## start

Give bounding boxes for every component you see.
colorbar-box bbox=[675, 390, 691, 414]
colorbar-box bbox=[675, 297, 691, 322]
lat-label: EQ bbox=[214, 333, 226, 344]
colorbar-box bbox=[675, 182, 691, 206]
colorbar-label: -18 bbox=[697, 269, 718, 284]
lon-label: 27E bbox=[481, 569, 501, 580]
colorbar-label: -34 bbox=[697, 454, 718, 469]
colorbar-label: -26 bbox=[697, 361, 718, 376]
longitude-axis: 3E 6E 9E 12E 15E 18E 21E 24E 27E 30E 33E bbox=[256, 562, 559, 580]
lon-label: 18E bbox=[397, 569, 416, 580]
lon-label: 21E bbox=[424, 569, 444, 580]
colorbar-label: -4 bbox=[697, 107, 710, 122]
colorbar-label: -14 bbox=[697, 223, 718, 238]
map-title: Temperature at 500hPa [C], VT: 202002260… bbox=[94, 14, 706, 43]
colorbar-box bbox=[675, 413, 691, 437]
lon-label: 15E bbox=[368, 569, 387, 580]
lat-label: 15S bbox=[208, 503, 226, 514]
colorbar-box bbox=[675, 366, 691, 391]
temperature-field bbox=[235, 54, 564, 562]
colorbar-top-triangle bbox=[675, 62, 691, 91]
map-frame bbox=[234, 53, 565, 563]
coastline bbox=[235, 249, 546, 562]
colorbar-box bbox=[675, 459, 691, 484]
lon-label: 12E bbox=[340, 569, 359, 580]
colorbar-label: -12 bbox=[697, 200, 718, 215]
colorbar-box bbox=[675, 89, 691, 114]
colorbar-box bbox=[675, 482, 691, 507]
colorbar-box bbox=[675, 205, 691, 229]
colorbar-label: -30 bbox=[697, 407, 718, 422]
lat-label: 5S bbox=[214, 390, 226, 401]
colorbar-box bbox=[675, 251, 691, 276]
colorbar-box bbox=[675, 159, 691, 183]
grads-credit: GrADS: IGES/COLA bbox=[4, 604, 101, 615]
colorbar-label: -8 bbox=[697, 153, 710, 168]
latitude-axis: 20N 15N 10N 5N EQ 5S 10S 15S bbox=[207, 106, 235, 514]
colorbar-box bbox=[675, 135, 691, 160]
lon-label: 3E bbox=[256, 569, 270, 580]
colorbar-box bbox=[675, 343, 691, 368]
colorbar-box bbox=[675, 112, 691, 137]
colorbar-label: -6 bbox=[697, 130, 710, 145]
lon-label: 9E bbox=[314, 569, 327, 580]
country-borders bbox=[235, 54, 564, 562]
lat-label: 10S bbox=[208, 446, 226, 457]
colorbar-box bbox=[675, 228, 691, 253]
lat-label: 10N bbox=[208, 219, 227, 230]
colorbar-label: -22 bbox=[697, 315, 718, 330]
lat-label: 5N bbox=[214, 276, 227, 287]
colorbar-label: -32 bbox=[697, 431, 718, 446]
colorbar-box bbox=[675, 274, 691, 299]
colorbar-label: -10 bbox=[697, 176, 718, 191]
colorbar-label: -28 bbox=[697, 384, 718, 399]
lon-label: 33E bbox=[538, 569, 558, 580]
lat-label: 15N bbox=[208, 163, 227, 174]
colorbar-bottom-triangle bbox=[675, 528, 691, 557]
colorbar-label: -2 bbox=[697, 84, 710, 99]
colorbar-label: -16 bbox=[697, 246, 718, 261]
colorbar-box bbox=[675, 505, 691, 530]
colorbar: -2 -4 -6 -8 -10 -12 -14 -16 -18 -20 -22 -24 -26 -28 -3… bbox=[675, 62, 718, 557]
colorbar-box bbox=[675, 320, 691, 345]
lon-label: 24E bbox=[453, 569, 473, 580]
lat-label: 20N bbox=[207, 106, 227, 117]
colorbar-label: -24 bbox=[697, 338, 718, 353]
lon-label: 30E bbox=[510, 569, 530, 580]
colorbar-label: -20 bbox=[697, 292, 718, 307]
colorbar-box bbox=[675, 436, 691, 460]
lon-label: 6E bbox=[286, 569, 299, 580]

## end

### AIM:
Rewrite all of the records above, replacing every "colorbar-box" with "colorbar-swatch" and leaving everything else unchanged.

### SOLUTION TO THE EXERCISE:
Give bounding boxes for every component you see.
colorbar-swatch bbox=[675, 390, 691, 414]
colorbar-swatch bbox=[675, 297, 691, 322]
lat-label: EQ bbox=[214, 333, 226, 344]
colorbar-swatch bbox=[675, 182, 691, 206]
colorbar-label: -18 bbox=[697, 269, 718, 284]
lon-label: 27E bbox=[481, 569, 501, 580]
colorbar-label: -34 bbox=[697, 454, 718, 469]
colorbar-label: -26 bbox=[697, 361, 718, 376]
longitude-axis: 3E 6E 9E 12E 15E 18E 21E 24E 27E 30E 33E bbox=[256, 562, 559, 580]
lon-label: 18E bbox=[397, 569, 416, 580]
lon-label: 21E bbox=[424, 569, 444, 580]
colorbar-label: -4 bbox=[697, 107, 710, 122]
colorbar-label: -14 bbox=[697, 223, 718, 238]
map-title: Temperature at 500hPa [C], VT: 202002260… bbox=[94, 14, 706, 43]
colorbar-swatch bbox=[675, 413, 691, 437]
lon-label: 15E bbox=[368, 569, 387, 580]
lat-label: 15S bbox=[208, 503, 226, 514]
colorbar-swatch bbox=[675, 366, 691, 391]
temperature-field bbox=[235, 54, 564, 562]
colorbar-top-triangle bbox=[675, 62, 691, 91]
map-frame bbox=[234, 53, 565, 563]
coastline bbox=[235, 249, 546, 562]
colorbar-swatch bbox=[675, 459, 691, 484]
lon-label: 12E bbox=[340, 569, 359, 580]
colorbar-label: -12 bbox=[697, 200, 718, 215]
colorbar-swatch bbox=[675, 89, 691, 114]
colorbar-swatch bbox=[675, 482, 691, 507]
colorbar-swatch bbox=[675, 205, 691, 229]
colorbar-label: -30 bbox=[697, 407, 718, 422]
lat-label: 5S bbox=[214, 390, 226, 401]
colorbar-swatch bbox=[675, 251, 691, 276]
colorbar-swatch bbox=[675, 159, 691, 183]
grads-credit: GrADS: IGES/COLA bbox=[4, 604, 101, 615]
colorbar-label: -8 bbox=[697, 153, 710, 168]
latitude-axis: 20N 15N 10N 5N EQ 5S 10S 15S bbox=[207, 106, 235, 514]
colorbar-swatch bbox=[675, 135, 691, 160]
lon-label: 3E bbox=[256, 569, 270, 580]
colorbar-swatch bbox=[675, 343, 691, 368]
colorbar-swatch bbox=[675, 112, 691, 137]
colorbar-label: -6 bbox=[697, 130, 710, 145]
lon-label: 9E bbox=[314, 569, 327, 580]
country-borders bbox=[235, 54, 564, 562]
lat-label: 10S bbox=[208, 446, 226, 457]
colorbar-swatch bbox=[675, 228, 691, 253]
lat-label: 10N bbox=[208, 219, 227, 230]
colorbar-label: -22 bbox=[697, 315, 718, 330]
lat-label: 5N bbox=[214, 276, 227, 287]
colorbar-label: -32 bbox=[697, 431, 718, 446]
colorbar-swatch bbox=[675, 274, 691, 299]
colorbar-label: -10 bbox=[697, 176, 718, 191]
colorbar-label: -28 bbox=[697, 384, 718, 399]
lon-label: 33E bbox=[538, 569, 558, 580]
lat-label: 15N bbox=[208, 163, 227, 174]
colorbar-bottom-triangle bbox=[675, 528, 691, 557]
colorbar-label: -2 bbox=[697, 84, 710, 99]
colorbar-label: -16 bbox=[697, 246, 718, 261]
colorbar-swatch bbox=[675, 505, 691, 530]
colorbar: -2 -4 -6 -8 -10 -12 -14 -16 -18 -20 -22 -24 -26 -28 -3… bbox=[675, 62, 718, 557]
colorbar-swatch bbox=[675, 320, 691, 345]
lon-label: 24E bbox=[453, 569, 473, 580]
lat-label: 20N bbox=[207, 106, 227, 117]
colorbar-label: -24 bbox=[697, 338, 718, 353]
lon-label: 30E bbox=[510, 569, 530, 580]
colorbar-label: -20 bbox=[697, 292, 718, 307]
colorbar-swatch bbox=[675, 436, 691, 460]
lon-label: 6E bbox=[286, 569, 299, 580]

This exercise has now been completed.